● **What is needed**
Using the listing below, select the lines with the word "this" and copy them.

● **Provided information**
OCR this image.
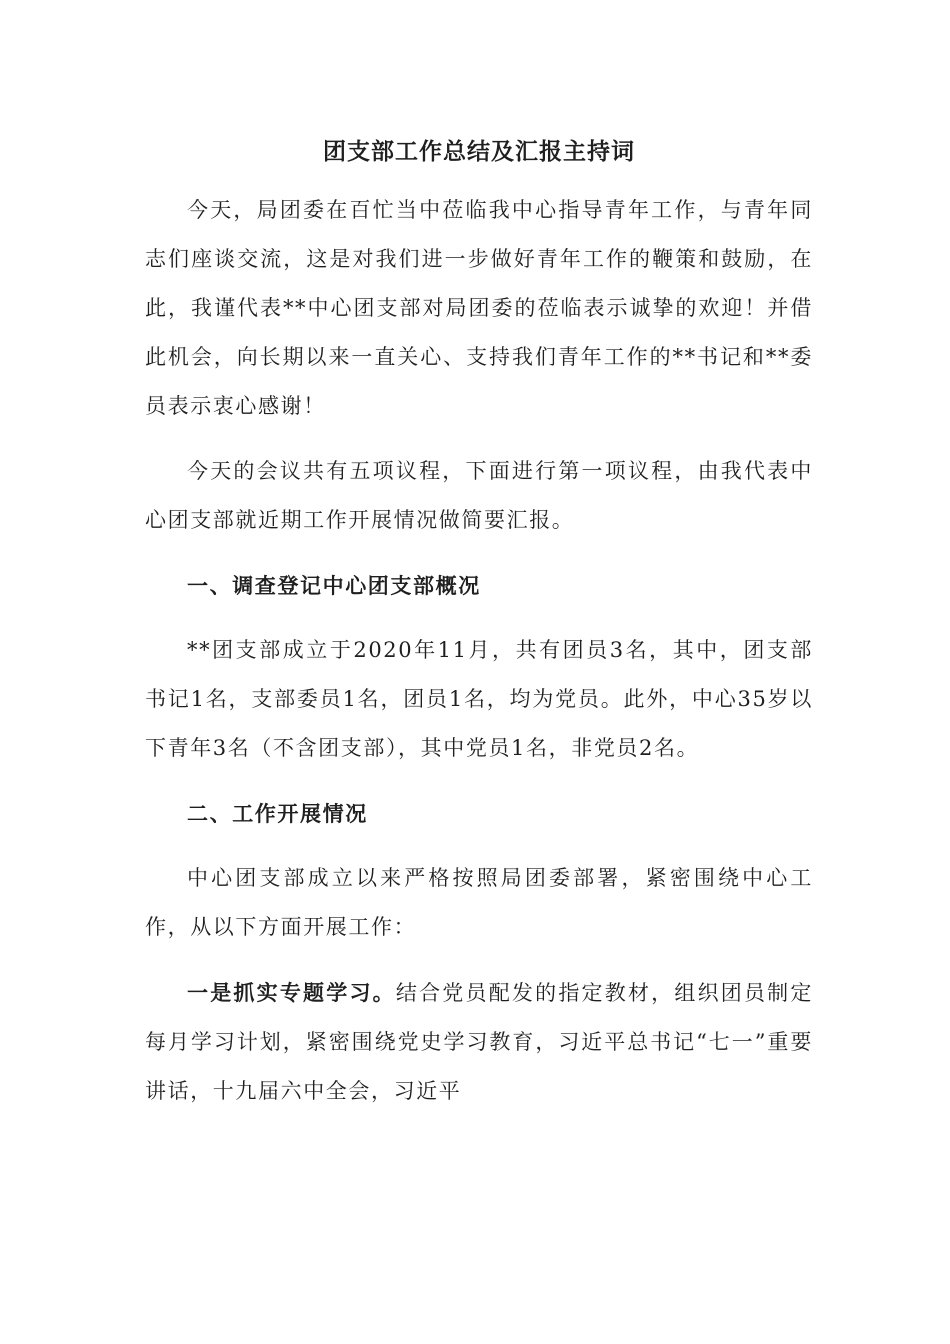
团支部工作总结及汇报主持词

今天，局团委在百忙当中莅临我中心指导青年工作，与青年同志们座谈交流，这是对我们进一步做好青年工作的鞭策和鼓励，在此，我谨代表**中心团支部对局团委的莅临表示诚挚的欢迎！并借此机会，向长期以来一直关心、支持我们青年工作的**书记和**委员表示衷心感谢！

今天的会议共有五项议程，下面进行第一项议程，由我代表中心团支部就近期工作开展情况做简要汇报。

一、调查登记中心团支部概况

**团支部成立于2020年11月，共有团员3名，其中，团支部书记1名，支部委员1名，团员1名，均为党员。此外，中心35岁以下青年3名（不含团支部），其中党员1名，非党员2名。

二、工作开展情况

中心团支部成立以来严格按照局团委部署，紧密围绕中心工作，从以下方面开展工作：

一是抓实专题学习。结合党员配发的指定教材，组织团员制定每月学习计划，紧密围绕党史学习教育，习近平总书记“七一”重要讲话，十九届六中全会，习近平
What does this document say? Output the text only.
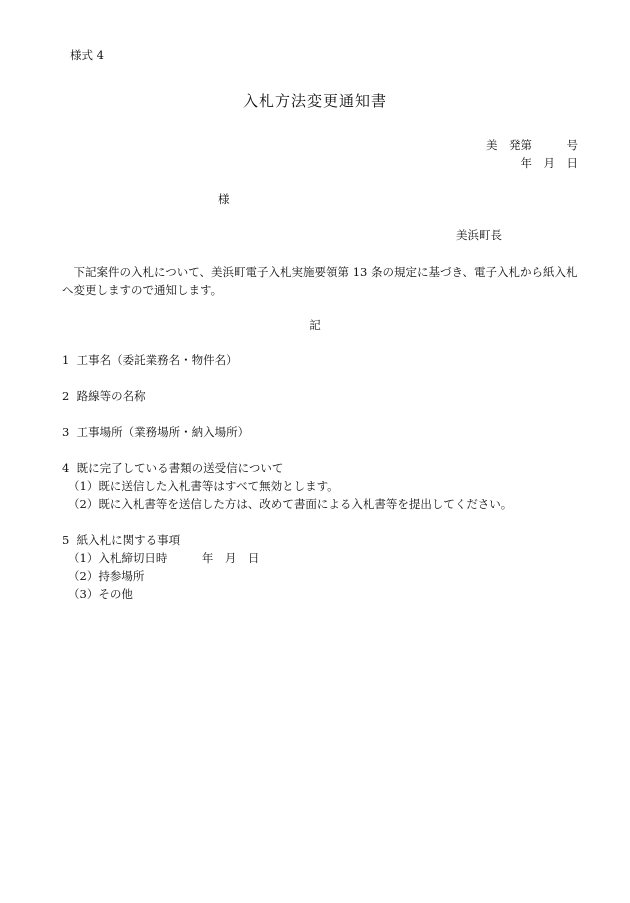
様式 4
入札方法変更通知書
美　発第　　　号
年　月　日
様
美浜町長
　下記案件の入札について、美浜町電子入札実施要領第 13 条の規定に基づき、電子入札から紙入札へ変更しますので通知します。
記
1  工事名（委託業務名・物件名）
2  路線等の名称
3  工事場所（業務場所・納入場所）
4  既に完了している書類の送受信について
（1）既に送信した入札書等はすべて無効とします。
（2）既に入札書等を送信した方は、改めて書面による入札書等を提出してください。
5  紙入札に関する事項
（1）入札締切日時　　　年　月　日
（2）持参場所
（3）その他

● **Task answer**
OCR this image.
What does this document say? Output the text only.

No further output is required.